Collected data:

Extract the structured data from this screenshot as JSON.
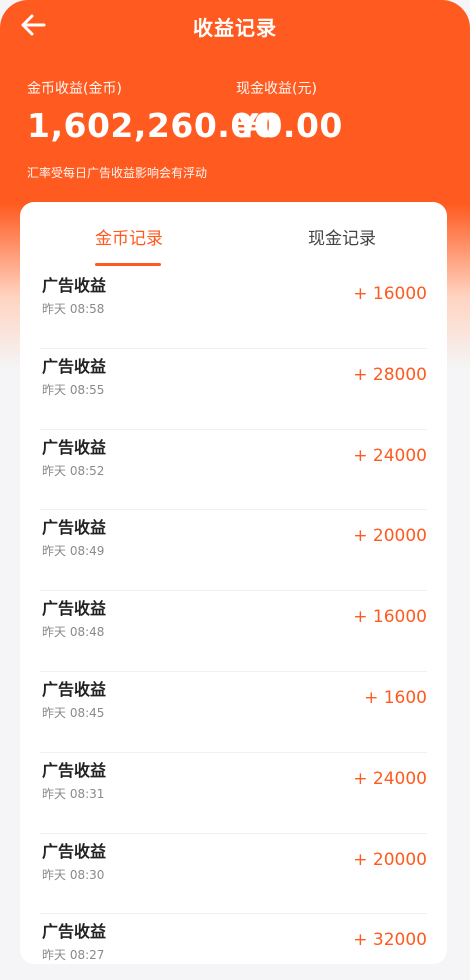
{
  "header": {
    "title": "收益记录",
    "coin_label": "金币收益(金币)",
    "coin_value": "1,602,260.00",
    "cash_label": "现金收益(元)",
    "cash_value": "¥0.00",
    "note": "汇率受每日广告收益影响会有浮动"
  },
  "tabs": [
    {
      "label": "金币记录",
      "active": true
    },
    {
      "label": "现金记录",
      "active": false
    }
  ],
  "records": [
    {
      "title": "广告收益",
      "time": "昨天 08:58",
      "amount": "+ 16000"
    },
    {
      "title": "广告收益",
      "time": "昨天 08:55",
      "amount": "+ 28000"
    },
    {
      "title": "广告收益",
      "time": "昨天 08:52",
      "amount": "+ 24000"
    },
    {
      "title": "广告收益",
      "time": "昨天 08:49",
      "amount": "+ 20000"
    },
    {
      "title": "广告收益",
      "time": "昨天 08:48",
      "amount": "+ 16000"
    },
    {
      "title": "广告收益",
      "time": "昨天 08:45",
      "amount": "+ 1600"
    },
    {
      "title": "广告收益",
      "time": "昨天 08:31",
      "amount": "+ 24000"
    },
    {
      "title": "广告收益",
      "time": "昨天 08:30",
      "amount": "+ 20000"
    },
    {
      "title": "广告收益",
      "time": "昨天 08:27",
      "amount": "+ 32000"
    }
  ],
  "colors": {
    "accent": "#ff5a1f",
    "text": "#222222",
    "muted": "#8a8a8a"
  },
  "icons": {
    "back": "arrow-left-icon"
  }
}
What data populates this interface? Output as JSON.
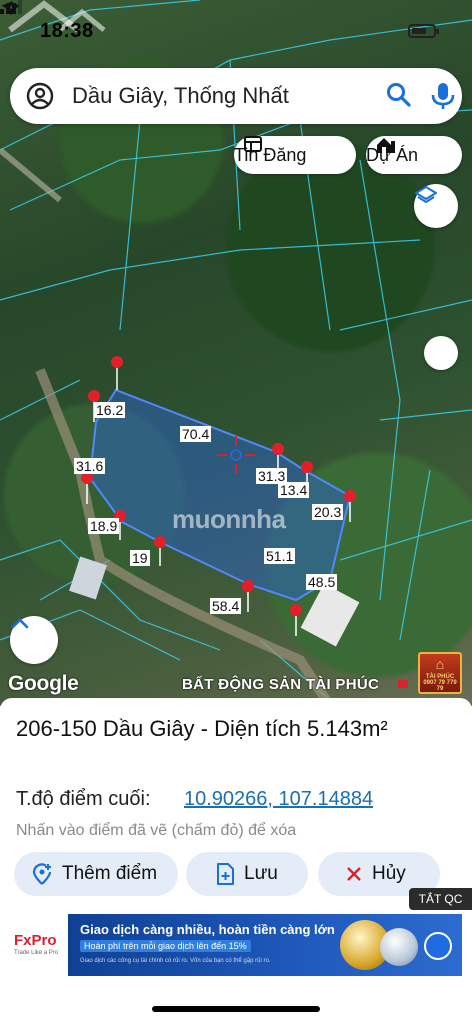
{
  "status_bar": {
    "time": "18:38"
  },
  "search": {
    "value": "Dầu Giây, Thống Nhất"
  },
  "chips": {
    "tin_dang": "Tin Đăng",
    "du_an": "Dự Án"
  },
  "map": {
    "segment_labels": [
      "16.2",
      "70.4",
      "31.6",
      "31.3",
      "13.4",
      "18.9",
      "20.3",
      "19",
      "51.1",
      "48.5",
      "58.4"
    ],
    "watermark": "muonnha",
    "google": "Google",
    "brand": "BẤT ĐỘNG SẢN TÀI PHÚC",
    "logo_text": "TÀI PHÚC",
    "logo_phone": "0907 79 779 79"
  },
  "sheet": {
    "title": "206-150 Dầu Giây - Diện tích 5.143m²",
    "coords_label": "T.độ điểm cuối:",
    "coords_value": "10.90266, 107.14884",
    "hint": "Nhấn vào điểm đã vẽ (chấm đỏ) để xóa",
    "buttons": {
      "add": "Thêm điểm",
      "save": "Lưu",
      "cancel": "Hủy"
    }
  },
  "ad": {
    "close": "TẮT QC",
    "brand": "FxPro",
    "brand_sub": "Trade Like a Pro",
    "headline": "Giao dịch càng nhiều, hoàn tiền càng lớn",
    "subline": "Hoàn phí trên mỗi giao dịch lên đến 15%",
    "disclaimer": "Giao dịch các công cụ tài chính có rủi ro. Vốn của bạn có thể gặp rủi ro."
  },
  "colors": {
    "accent": "#1a6fb5",
    "pin": "#e2202a",
    "polygon": "#2b63d9",
    "button_bg": "#e3ecf7"
  }
}
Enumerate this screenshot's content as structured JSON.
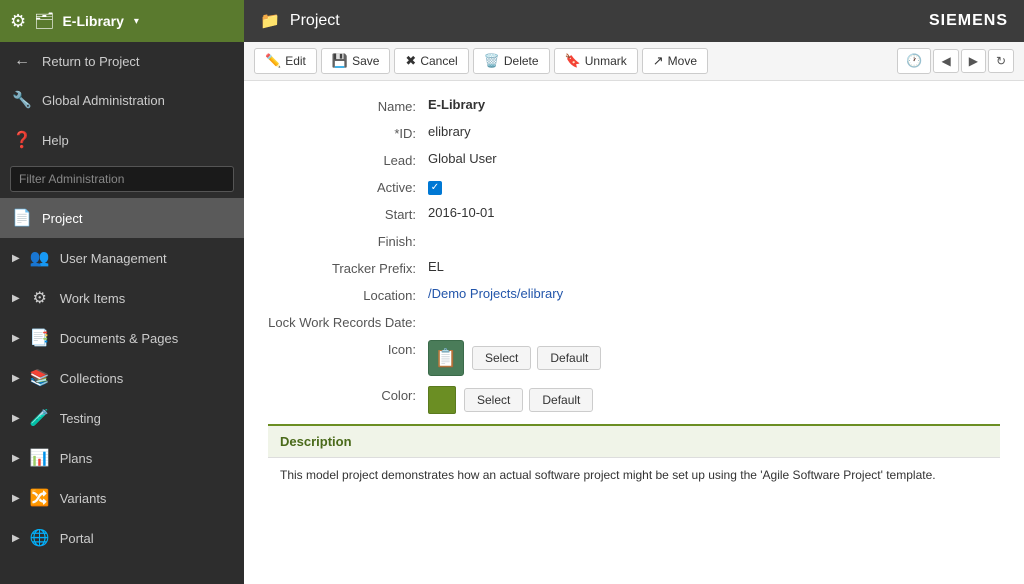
{
  "header": {
    "app_icon": "⚙",
    "app_doc_icon": "📋",
    "app_name": "E-Library",
    "app_dropdown": "▾",
    "page_icon": "📁",
    "page_title": "Project",
    "brand": "SIEMENS"
  },
  "sidebar": {
    "search_placeholder": "Filter Administration",
    "items": [
      {
        "id": "return-to-project",
        "icon": "←",
        "label": "Return to Project",
        "arrow": ""
      },
      {
        "id": "global-administration",
        "icon": "🔧",
        "label": "Global Administration",
        "arrow": ""
      },
      {
        "id": "help",
        "icon": "❓",
        "label": "Help",
        "arrow": ""
      },
      {
        "id": "project",
        "icon": "📄",
        "label": "Project",
        "arrow": "",
        "active": true
      },
      {
        "id": "user-management",
        "icon": "👥",
        "label": "User Management",
        "arrow": "▶"
      },
      {
        "id": "work-items",
        "icon": "⚙",
        "label": "Work Items",
        "arrow": "▶"
      },
      {
        "id": "documents-pages",
        "icon": "📑",
        "label": "Documents & Pages",
        "arrow": "▶"
      },
      {
        "id": "collections",
        "icon": "📚",
        "label": "Collections",
        "arrow": "▶"
      },
      {
        "id": "testing",
        "icon": "🧪",
        "label": "Testing",
        "arrow": "▶"
      },
      {
        "id": "plans",
        "icon": "📊",
        "label": "Plans",
        "arrow": "▶"
      },
      {
        "id": "variants",
        "icon": "🔀",
        "label": "Variants",
        "arrow": "▶"
      },
      {
        "id": "portal",
        "icon": "🌐",
        "label": "Portal",
        "arrow": "▶"
      }
    ]
  },
  "toolbar": {
    "edit_label": "Edit",
    "save_label": "Save",
    "cancel_label": "Cancel",
    "delete_label": "Delete",
    "unmark_label": "Unmark",
    "move_label": "Move"
  },
  "form": {
    "name_label": "Name:",
    "name_value": "E-Library",
    "id_label": "*ID:",
    "id_value": "elibrary",
    "lead_label": "Lead:",
    "lead_value": "Global User",
    "active_label": "Active:",
    "start_label": "Start:",
    "start_value": "2016-10-01",
    "finish_label": "Finish:",
    "finish_value": "",
    "tracker_prefix_label": "Tracker Prefix:",
    "tracker_prefix_value": "EL",
    "location_label": "Location:",
    "location_value": "/Demo Projects/elibrary",
    "lock_label": "Lock Work Records Date:",
    "icon_label": "Icon:",
    "icon_select": "Select",
    "icon_default": "Default",
    "color_label": "Color:",
    "color_select": "Select",
    "color_default": "Default",
    "description_heading": "Description",
    "description_text": "This model project demonstrates how an actual software project might be set up using the 'Agile Software Project' template."
  }
}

SET TASK | Report back each line of the entries that holds the string "Default".

WRITTEN RESPONSE |
    "icon_default": "Default",
    "color_default": "Default",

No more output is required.